* **TASK REQUIREMENTS**
Which lines below hold the word "Amend"? Copy all of them.

┄┄┄┄┄┄

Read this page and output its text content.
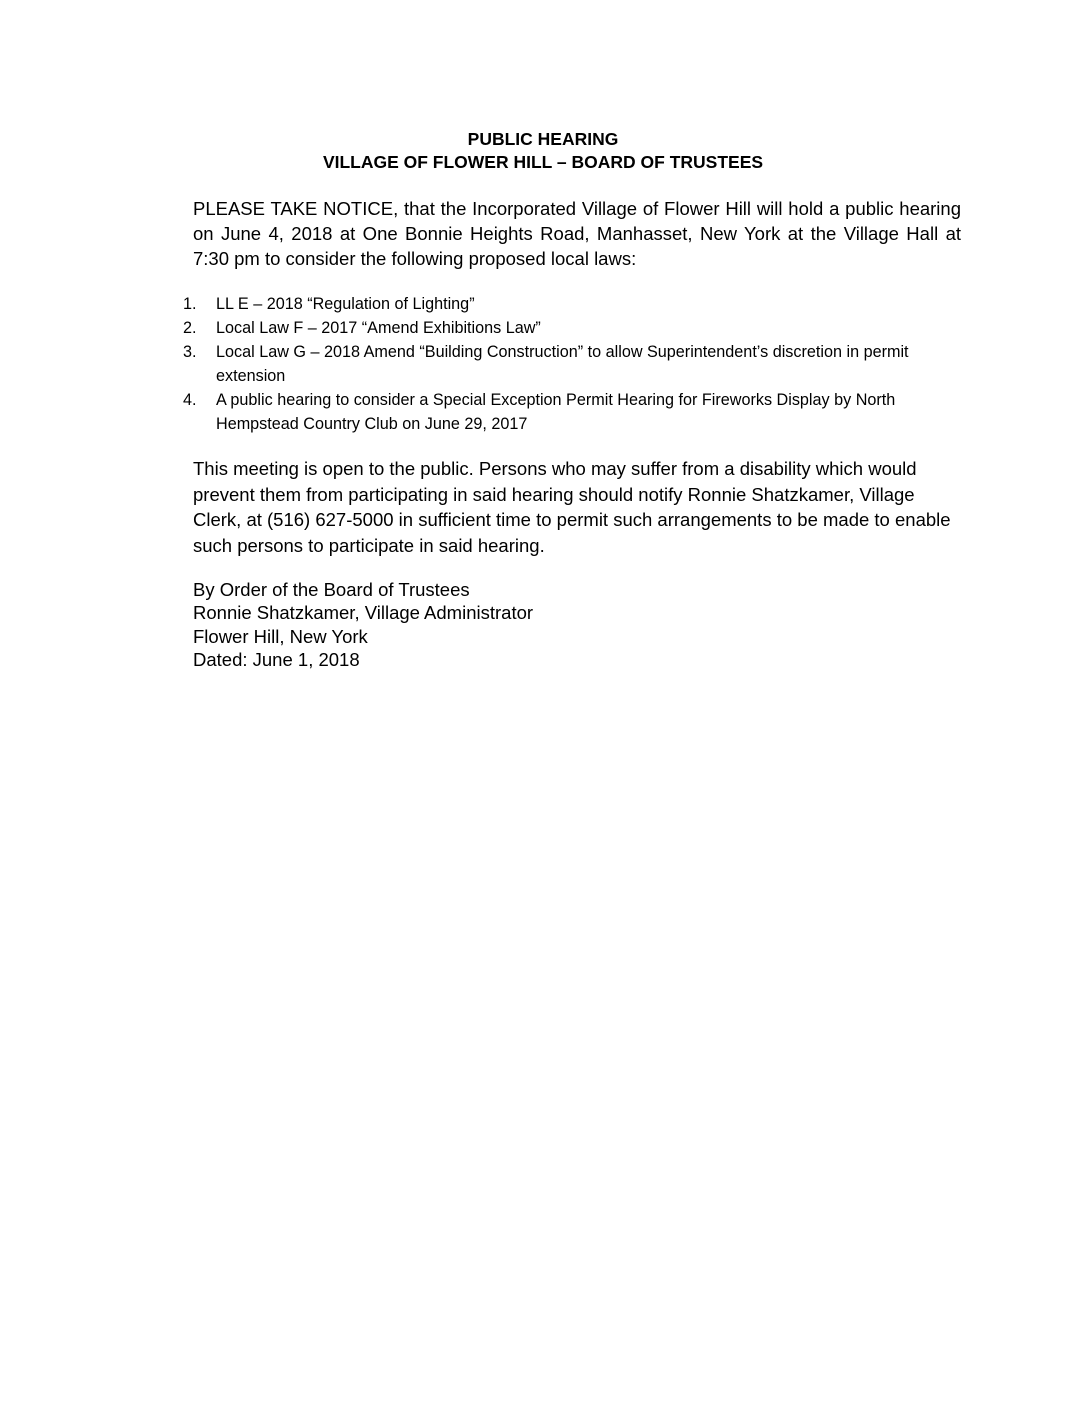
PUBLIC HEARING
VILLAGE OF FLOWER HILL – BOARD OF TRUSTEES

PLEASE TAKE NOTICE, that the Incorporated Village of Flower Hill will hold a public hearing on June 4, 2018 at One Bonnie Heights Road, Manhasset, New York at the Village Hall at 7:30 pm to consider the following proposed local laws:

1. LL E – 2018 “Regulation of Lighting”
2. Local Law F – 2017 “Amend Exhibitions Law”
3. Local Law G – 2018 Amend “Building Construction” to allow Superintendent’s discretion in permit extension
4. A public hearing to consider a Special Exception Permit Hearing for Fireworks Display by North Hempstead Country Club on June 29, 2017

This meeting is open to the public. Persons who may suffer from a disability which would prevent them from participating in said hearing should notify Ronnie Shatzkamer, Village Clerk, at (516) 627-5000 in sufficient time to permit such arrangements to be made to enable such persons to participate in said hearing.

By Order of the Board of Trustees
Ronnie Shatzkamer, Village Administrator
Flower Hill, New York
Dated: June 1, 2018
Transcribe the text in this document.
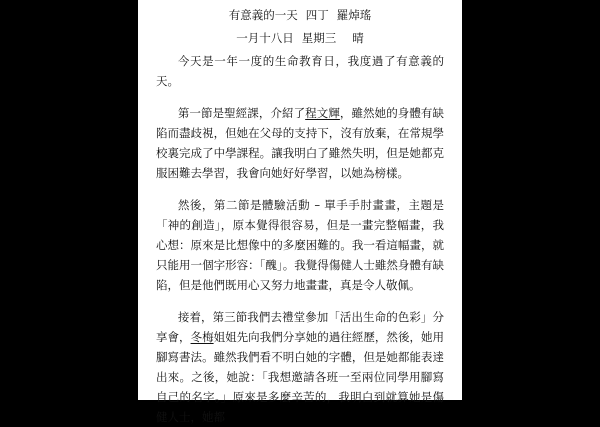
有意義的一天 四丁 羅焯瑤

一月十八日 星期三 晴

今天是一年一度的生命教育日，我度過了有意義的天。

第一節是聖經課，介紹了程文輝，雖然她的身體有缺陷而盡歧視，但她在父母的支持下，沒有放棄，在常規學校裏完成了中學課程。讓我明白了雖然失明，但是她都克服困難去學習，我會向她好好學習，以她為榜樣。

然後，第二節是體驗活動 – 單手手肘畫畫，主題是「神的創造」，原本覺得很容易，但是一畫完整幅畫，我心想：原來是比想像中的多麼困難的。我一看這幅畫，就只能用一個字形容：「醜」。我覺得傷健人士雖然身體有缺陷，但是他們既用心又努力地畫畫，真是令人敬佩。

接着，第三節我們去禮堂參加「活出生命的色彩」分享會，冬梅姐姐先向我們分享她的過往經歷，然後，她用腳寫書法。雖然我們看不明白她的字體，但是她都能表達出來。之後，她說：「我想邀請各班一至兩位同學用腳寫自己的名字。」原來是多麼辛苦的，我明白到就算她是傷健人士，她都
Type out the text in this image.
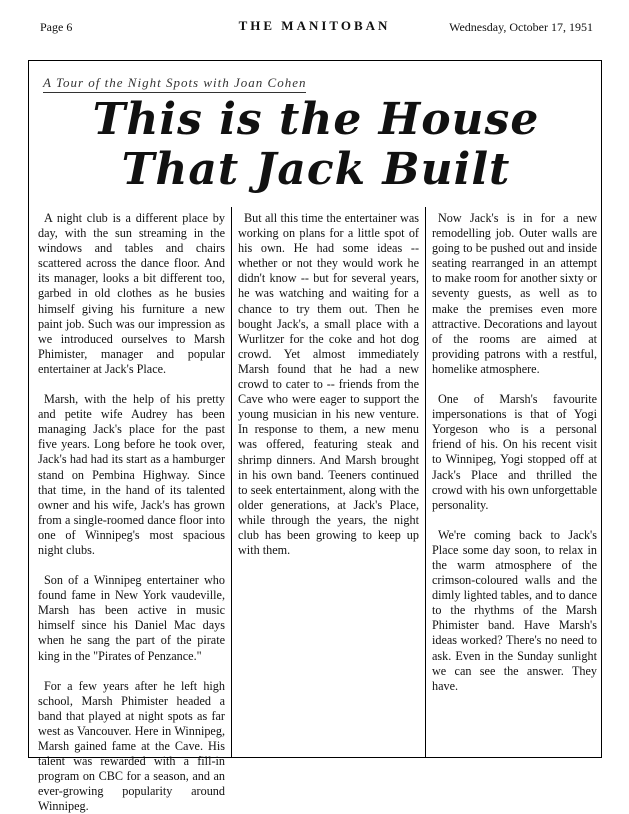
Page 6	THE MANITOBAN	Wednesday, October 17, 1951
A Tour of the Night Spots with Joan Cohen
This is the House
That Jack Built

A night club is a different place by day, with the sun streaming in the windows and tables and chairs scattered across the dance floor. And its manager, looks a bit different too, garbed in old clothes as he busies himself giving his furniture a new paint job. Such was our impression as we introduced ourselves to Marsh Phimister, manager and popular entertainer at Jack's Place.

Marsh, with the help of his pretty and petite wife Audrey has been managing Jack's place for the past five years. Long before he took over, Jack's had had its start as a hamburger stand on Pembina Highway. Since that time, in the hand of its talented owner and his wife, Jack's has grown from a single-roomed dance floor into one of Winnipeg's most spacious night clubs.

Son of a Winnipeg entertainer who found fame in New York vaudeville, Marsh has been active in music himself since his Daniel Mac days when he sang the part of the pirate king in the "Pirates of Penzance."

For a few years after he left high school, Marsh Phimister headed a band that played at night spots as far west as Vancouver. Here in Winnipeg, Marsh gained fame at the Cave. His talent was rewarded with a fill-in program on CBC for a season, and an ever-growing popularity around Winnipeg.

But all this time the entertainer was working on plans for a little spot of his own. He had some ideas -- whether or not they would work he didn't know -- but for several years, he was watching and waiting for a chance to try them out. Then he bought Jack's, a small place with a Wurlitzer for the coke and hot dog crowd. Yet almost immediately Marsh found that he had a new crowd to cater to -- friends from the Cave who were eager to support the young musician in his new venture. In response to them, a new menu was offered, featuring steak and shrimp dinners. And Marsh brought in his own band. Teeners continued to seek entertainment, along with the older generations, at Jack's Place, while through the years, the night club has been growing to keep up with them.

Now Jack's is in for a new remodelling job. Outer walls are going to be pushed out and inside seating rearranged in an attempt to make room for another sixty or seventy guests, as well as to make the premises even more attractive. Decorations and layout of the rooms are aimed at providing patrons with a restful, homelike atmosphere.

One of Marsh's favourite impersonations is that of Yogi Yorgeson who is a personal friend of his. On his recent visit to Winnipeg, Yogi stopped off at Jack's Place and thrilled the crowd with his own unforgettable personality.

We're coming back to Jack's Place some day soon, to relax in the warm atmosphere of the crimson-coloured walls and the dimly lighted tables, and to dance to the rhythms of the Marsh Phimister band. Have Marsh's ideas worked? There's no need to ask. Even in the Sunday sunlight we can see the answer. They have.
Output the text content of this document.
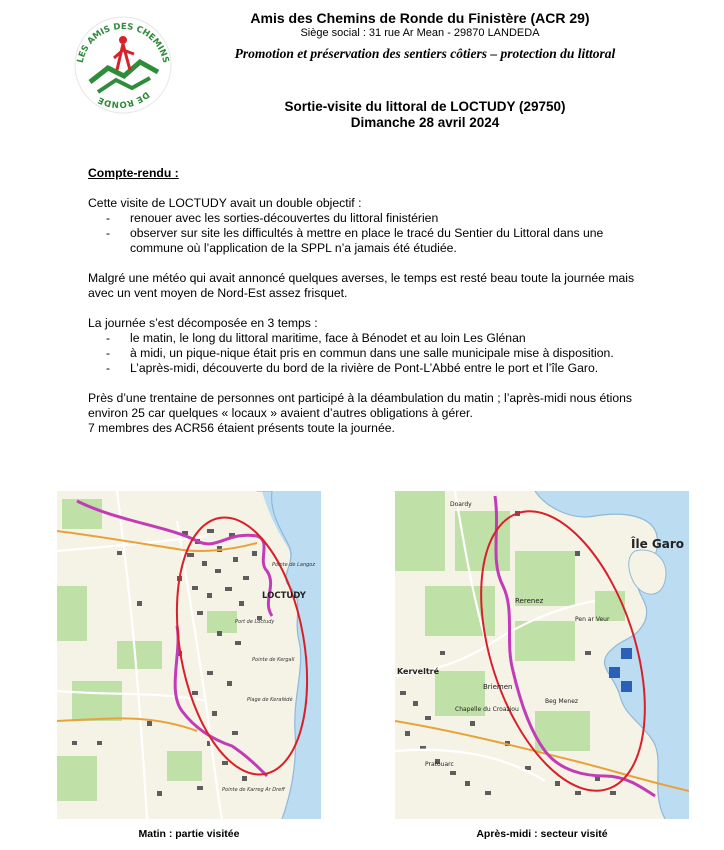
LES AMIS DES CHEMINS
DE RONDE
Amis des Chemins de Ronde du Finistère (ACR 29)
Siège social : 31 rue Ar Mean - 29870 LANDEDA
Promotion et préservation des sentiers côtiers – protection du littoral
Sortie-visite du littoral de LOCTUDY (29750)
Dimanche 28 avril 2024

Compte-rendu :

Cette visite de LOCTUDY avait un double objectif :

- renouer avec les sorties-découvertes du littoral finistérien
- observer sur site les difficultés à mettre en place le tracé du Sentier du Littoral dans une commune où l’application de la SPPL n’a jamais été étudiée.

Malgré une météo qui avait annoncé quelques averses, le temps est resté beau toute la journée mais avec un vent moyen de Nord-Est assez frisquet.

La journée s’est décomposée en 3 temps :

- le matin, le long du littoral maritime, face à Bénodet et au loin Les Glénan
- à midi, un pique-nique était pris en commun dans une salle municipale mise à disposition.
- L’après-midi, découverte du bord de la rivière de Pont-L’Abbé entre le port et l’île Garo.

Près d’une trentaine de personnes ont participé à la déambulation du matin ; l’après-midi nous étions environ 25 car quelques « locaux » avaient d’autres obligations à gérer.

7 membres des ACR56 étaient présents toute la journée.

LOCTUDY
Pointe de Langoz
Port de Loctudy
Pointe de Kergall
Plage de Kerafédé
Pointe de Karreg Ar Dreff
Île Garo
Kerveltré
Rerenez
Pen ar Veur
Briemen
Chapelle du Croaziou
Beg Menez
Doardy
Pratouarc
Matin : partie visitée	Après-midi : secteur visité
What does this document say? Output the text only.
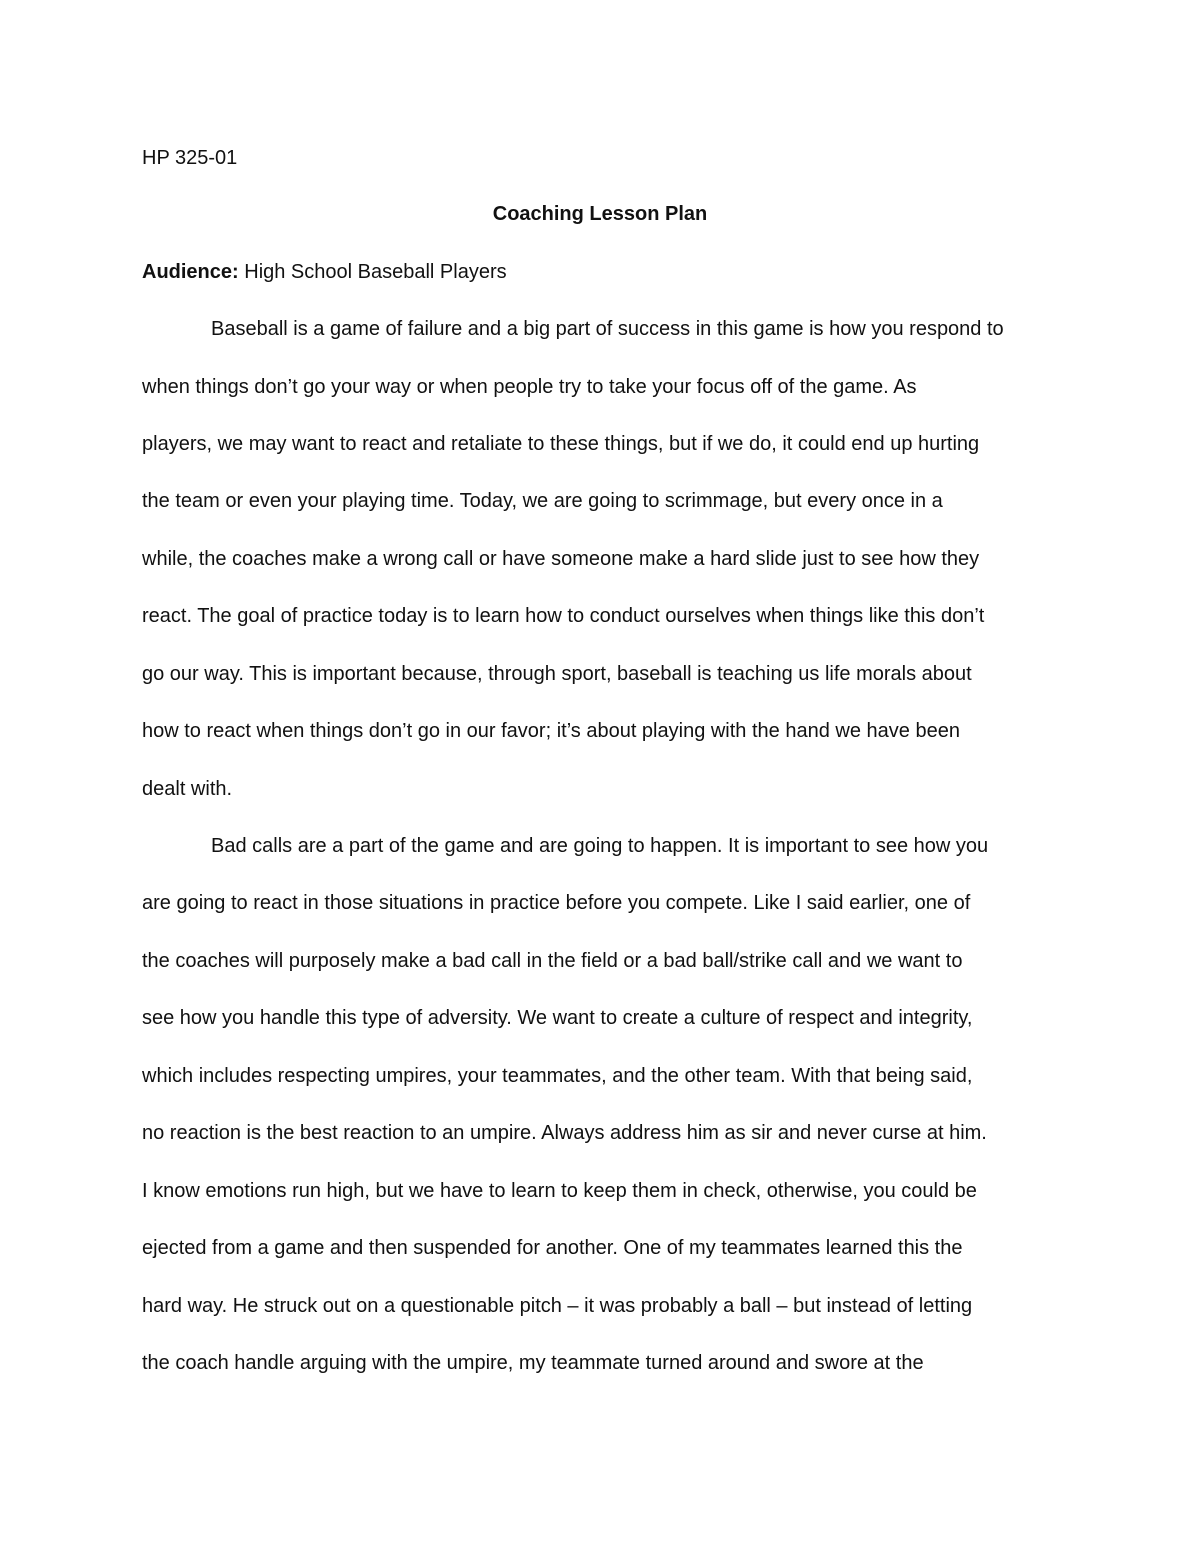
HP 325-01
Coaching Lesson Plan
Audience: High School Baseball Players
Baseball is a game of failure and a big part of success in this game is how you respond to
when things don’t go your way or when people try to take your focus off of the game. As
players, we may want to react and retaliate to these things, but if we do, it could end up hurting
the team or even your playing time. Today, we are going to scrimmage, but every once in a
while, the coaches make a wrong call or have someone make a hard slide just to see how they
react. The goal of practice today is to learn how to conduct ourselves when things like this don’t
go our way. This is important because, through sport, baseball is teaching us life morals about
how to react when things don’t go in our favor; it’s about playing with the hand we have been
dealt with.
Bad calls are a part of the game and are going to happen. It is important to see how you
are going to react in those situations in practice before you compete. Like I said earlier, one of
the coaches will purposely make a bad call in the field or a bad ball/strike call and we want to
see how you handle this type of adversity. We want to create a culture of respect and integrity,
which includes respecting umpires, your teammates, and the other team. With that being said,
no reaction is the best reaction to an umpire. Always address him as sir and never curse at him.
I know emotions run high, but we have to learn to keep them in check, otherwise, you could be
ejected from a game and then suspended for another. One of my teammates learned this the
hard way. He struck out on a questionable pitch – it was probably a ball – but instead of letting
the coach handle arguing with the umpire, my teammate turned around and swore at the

┄┄┄┄┄┄

* **SOLVED PROBLEM**
2. Local Law F – 2017 “Amend Exhibitions Law”
3. Local Law G – 2018 Amend “Building Construction” to allow Superintendent’s discretion in permit extension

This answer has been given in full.